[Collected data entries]

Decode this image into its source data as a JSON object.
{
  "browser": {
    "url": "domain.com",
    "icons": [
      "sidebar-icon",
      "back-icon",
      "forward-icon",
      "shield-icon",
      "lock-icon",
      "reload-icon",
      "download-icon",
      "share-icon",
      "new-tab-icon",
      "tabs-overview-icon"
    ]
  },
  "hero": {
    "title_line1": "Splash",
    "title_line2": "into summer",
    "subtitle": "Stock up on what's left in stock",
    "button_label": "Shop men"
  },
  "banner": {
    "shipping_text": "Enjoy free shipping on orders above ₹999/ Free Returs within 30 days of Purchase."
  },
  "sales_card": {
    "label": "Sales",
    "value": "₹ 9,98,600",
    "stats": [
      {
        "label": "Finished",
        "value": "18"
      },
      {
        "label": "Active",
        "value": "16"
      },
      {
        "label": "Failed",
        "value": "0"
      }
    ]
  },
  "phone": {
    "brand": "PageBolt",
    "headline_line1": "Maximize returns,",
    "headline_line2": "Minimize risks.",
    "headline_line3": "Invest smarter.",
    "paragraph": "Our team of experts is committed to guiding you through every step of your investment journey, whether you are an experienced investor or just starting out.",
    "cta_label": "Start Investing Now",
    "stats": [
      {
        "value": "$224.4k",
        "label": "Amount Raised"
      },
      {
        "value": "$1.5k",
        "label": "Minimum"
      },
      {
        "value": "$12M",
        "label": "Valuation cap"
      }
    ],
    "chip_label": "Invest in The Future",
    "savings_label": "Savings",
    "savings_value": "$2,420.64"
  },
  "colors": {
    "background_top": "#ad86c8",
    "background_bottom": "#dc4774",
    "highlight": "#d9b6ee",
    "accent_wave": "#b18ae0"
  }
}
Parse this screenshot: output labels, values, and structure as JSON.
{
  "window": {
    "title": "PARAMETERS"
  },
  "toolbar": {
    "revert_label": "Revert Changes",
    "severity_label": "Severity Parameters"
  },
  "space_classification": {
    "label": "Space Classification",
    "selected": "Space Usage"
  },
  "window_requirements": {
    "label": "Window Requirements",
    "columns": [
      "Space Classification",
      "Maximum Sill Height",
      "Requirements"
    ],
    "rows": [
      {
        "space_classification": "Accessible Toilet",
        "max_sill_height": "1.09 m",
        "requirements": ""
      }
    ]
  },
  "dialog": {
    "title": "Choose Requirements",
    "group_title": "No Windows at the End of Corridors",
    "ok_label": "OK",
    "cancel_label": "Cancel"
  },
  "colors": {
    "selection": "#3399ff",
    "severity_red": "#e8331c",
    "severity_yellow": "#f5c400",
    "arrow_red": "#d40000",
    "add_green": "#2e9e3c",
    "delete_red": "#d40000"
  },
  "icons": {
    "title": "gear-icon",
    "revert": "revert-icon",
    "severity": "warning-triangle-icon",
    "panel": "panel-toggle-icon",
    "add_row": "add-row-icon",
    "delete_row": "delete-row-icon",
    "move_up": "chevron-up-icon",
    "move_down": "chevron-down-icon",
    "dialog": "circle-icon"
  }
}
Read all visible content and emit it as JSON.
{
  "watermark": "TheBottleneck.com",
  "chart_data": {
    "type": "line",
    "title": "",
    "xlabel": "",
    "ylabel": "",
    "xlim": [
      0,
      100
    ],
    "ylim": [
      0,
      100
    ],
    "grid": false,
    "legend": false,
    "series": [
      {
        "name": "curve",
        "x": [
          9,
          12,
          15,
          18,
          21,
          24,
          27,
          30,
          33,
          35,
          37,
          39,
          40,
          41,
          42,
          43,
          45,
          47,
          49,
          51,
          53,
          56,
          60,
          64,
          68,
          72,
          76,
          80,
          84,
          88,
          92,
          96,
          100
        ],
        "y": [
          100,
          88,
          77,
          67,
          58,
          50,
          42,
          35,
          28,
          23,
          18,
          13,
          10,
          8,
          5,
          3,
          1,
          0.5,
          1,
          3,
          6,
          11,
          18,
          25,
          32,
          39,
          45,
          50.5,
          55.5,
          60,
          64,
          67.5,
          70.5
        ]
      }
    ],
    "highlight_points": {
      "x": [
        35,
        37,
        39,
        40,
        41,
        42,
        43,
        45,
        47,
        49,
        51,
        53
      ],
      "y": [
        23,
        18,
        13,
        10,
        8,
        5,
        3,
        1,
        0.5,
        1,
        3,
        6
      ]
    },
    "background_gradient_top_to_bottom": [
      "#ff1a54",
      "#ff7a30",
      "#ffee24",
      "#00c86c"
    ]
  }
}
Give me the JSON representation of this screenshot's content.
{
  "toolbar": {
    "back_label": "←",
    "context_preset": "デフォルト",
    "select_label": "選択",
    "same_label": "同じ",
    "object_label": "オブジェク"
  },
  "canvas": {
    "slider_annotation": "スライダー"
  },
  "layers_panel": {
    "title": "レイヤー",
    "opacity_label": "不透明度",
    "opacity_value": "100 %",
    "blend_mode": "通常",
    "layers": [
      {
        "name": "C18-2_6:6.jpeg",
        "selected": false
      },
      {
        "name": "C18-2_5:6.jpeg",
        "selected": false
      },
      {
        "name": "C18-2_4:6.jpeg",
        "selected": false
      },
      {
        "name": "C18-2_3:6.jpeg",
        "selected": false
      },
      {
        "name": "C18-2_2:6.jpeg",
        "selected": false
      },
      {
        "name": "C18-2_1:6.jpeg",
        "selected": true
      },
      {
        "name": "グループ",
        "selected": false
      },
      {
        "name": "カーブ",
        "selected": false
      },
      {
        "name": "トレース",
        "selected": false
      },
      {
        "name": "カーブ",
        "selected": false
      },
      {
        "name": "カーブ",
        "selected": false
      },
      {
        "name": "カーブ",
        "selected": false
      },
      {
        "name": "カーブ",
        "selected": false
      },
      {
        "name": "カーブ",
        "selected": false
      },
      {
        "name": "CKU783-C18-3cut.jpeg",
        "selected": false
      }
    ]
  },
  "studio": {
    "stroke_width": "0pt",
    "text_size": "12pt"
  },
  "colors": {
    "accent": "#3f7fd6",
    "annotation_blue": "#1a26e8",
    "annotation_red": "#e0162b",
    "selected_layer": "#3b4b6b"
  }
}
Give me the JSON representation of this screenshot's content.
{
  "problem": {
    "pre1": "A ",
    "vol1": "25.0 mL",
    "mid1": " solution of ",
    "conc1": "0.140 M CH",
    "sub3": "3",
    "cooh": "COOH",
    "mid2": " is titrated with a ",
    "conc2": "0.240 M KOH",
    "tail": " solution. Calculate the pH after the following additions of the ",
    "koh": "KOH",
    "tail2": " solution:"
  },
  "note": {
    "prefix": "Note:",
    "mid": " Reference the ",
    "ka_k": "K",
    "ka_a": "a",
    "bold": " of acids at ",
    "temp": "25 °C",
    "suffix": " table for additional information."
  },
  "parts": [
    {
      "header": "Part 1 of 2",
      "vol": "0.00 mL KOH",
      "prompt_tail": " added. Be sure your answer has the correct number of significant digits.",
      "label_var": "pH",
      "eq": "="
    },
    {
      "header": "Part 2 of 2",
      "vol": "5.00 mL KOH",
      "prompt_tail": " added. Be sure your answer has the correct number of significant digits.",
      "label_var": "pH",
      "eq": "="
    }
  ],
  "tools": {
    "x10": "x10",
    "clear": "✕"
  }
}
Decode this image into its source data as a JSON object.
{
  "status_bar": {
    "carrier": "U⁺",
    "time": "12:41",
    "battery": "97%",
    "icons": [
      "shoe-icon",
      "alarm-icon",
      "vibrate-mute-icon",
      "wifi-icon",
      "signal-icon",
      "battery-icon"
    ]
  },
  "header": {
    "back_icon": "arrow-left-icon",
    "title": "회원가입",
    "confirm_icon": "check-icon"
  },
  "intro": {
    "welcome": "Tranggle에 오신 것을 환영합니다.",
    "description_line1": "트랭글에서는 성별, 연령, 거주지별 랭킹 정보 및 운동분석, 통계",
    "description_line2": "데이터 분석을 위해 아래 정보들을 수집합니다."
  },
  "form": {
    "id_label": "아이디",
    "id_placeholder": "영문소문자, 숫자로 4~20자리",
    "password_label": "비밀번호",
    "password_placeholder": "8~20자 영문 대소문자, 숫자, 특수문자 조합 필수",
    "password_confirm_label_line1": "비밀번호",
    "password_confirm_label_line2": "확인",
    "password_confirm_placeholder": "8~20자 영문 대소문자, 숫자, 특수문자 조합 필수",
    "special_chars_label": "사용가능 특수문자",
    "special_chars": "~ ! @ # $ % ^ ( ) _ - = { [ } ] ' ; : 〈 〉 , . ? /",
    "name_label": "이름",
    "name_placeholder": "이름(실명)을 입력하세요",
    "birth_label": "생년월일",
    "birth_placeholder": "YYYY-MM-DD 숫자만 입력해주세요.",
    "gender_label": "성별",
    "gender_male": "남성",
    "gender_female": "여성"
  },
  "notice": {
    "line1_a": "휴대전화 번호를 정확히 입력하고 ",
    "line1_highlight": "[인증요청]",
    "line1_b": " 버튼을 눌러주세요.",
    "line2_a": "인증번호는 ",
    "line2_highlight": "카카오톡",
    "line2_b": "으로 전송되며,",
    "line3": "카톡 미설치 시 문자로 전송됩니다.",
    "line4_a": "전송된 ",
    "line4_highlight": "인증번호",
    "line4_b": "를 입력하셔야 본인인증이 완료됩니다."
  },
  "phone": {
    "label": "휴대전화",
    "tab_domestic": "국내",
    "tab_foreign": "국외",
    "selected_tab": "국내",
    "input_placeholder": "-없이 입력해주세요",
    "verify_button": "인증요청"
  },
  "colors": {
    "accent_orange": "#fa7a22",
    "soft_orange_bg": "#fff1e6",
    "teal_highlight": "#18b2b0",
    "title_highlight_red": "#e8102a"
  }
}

▶ **Job**:
Search the records above for "인증요청". Copy each line where it is found.

▶ **Exercise result**:
    "line1_highlight": "[인증요청]",
    "verify_button": "인증요청"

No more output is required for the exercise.